## Short task
Search the listing below for the word "felett" and copy each line that holds it.

-- start of Rows --

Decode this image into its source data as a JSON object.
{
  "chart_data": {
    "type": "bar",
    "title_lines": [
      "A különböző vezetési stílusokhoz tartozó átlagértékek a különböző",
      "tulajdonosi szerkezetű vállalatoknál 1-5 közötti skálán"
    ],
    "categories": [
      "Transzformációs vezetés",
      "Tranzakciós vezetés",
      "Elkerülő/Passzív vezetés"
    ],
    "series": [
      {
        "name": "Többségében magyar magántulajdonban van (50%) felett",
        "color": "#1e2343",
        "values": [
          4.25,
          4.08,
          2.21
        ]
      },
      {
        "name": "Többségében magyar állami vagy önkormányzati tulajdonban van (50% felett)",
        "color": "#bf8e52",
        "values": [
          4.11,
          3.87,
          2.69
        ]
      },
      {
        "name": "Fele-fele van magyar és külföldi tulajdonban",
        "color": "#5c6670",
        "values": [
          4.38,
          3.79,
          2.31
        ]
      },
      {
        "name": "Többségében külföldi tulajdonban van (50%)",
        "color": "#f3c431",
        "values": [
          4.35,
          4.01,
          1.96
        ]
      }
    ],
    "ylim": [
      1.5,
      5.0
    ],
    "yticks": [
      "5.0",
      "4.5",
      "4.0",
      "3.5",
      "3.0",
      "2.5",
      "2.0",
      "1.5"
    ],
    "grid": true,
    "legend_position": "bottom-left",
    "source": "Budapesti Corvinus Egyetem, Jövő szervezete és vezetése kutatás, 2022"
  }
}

-- end of Rows --

## Answer
        "name": "Többségében magyar magántulajdonban van (50%) felett",
        "name": "Többségében magyar állami vagy önkormányzati tulajdonban van (50% felett)",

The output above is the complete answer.